**Given task:** Transcribe the listing verbatim. Do not carry over any pictures.
┌─ Exercise data
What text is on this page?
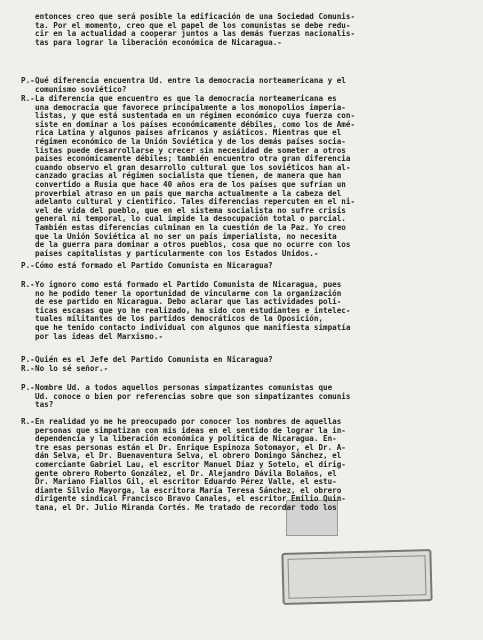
entonces creo que será posible la edificación de una Sociedad Comunis-
ta. Por el momento, creo que el papel de los comunistas se debe redu-
cir en la actualidad a cooperar juntos a las demás fuerzas nacionalis-
tas para lograr la liberación económica de Nicaragua.-
P.- Qué diferencia encuentra Ud. entre la democracia norteamericana y el
comunismo soviético?
R.- La diferencia que encuentro es que la democracia norteamericana es
una democracia que favorece principalmente a los monopolios imperia-
listas, y que está sustentada en un régimen económico cuya fuerza con-
siste en dominar a los países económicamente débiles, como los de Amé-
rica Latina y algunos países africanos y asiáticos. Mientras que el
régimen económico de la Unión Soviética y de los demás países socia-
listas puede desarrollarse y crecer sin necesidad de someter a otros
países económicamente débiles; también encuentro otra gran diferencia
cuando observo el gran desarrollo cultural que los soviéticos han al-
canzado gracias al régimen socialista que tienen, de manera que han
convertido a Rusia que hace 40 años era de los países que sufrían un
proverbial atraso en un país que marcha actualmente a la cabeza del
adelanto cultural y científico. Tales diferencias repercuten en el ni-
vel de vida del pueblo, que en el sistema socialista no sufre crisis
general ni temporal, lo cual impide la desocupación total o parcial.
También estas diferencias culminan en la cuestión de la Paz. Yo creo
que la Unión Soviética al no ser un país imperialista, no necesita
de la guerra para dominar a otros pueblos, cosa que no ocurre con los
países capitalistas y particularmente con los Estados Unidos.-
P.- Cómo está formado el Partido Comunista en Nicaragua?
R.- Yo ignoro como está formado el Partido Comunista de Nicaragua, pues
no he podido tener la oportunidad de vincularme con la organización
de ese partido en Nicaragua. Debo aclarar que las actividades polí-
ticas escasas que yo he realizado, ha sido con estudiantes e intelec-
tuales militantes de los partidos democráticos de la Oposición,
que he tenido contacto individual con algunos que manifiesta simpatía
por las ideas del Marxismo.-
P.- Quién es el Jefe del Partido Comunista en Nicaragua?
R.- No lo sé señor.-
P.- Nombre Ud. a todos aquellos personas simpatizantes comunistas que
Ud. conoce o bien por referencias sobre que son simpatizantes comunis
tas?
R.- En realidad yo me he preocupado por conocer los nombres de aquellas
personas que simpatizan con mis ideas en el sentido de lograr la in-
dependencia y la liberación económica y política de Nicaragua. En-
tre esas personas están el Dr. Enrique Espinoza Sotomayor, el Dr. A-
dán Selva, el Dr. Buenaventura Selva, el obrero Domingo Sánchez, el
comerciante Gabriel Lau, el escritor Manuel Díaz y Sotelo, el dirig-
gente obrero Roberto González, el Dr. Alejandro Dávila Bolaños, el
Dr. Mariano Fiallos Gil, el escritor Eduardo Pérez Valle, el estu-
diante Silvio Mayorga, la escritora María Teresa Sánchez, el obrero
dirigente sindical Francisco Bravo Canales, el escritor Emilio Quin-
tana, el Dr. Julio Miranda Cortés. Me tratado de recordar todo los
└─
**Completed task:**
What text is on this page?
entonces creo que será posible la edificación de una Sociedad Comunis-
ta. Por el momento, creo que el papel de los comunistas se debe redu-
cir en la actualidad a cooperar juntos a las demás fuerzas nacionalis-
tas para lograr la liberación económica de Nicaragua.-
P.- Qué diferencia encuentra Ud. entre la democracia norteamericana y el
comunismo soviético?
R.- La diferencia que encuentro es que la democracia norteamericana es
una democracia que favorece principalmente a los monopolios imperia-
listas, y que está sustentada en un régimen económico cuya fuerza con-
siste en dominar a los países económicamente débiles, como los de Amé-
rica Latina y algunos países africanos y asiáticos. Mientras que el
régimen económico de la Unión Soviética y de los demás países socia-
listas puede desarrollarse y crecer sin necesidad de someter a otros
países económicamente débiles; también encuentro otra gran diferencia
cuando observo el gran desarrollo cultural que los soviéticos han al-
canzado gracias al régimen socialista que tienen, de manera que han
convertido a Rusia que hace 40 años era de los países que sufrían un
proverbial atraso en un país que marcha actualmente a la cabeza del
adelanto cultural y científico. Tales diferencias repercuten en el ni-
vel de vida del pueblo, que en el sistema socialista no sufre crisis
general ni temporal, lo cual impide la desocupación total o parcial.
También estas diferencias culminan en la cuestión de la Paz. Yo creo
que la Unión Soviética al no ser un país imperialista, no necesita
de la guerra para dominar a otros pueblos, cosa que no ocurre con los
países capitalistas y particularmente con los Estados Unidos.-
P.- Cómo está formado el Partido Comunista en Nicaragua?
R.- Yo ignoro como está formado el Partido Comunista de Nicaragua, pues
no he podido tener la oportunidad de vincularme con la organización
de ese partido en Nicaragua. Debo aclarar que las actividades polí-
ticas escasas que yo he realizado, ha sido con estudiantes e intelec-
tuales militantes de los partidos democráticos de la Oposición,
que he tenido contacto individual con algunos que manifiesta simpatía
por las ideas del Marxismo.-
P.- Quién es el Jefe del Partido Comunista en Nicaragua?
R.- No lo sé señor.-
P.- Nombre Ud. a todos aquellos personas simpatizantes comunistas que
Ud. conoce o bien por referencias sobre que son simpatizantes comunis
tas?
R.- En realidad yo me he preocupado por conocer los nombres de aquellas
personas que simpatizan con mis ideas en el sentido de lograr la in-
dependencia y la liberación económica y política de Nicaragua. En-
tre esas personas están el Dr. Enrique Espinoza Sotomayor, el Dr. A-
dán Selva, el Dr. Buenaventura Selva, el obrero Domingo Sánchez, el
comerciante Gabriel Lau, el escritor Manuel Díaz y Sotelo, el dirig-
gente obrero Roberto González, el Dr. Alejandro Dávila Bolaños, el
Dr. Mariano Fiallos Gil, el escritor Eduardo Pérez Valle, el estu-
diante Silvio Mayorga, la escritora María Teresa Sánchez, el obrero
dirigente sindical Francisco Bravo Canales, el escritor Emilio Quin-
tana, el Dr. Julio Miranda Cortés. Me tratado de recordar todo los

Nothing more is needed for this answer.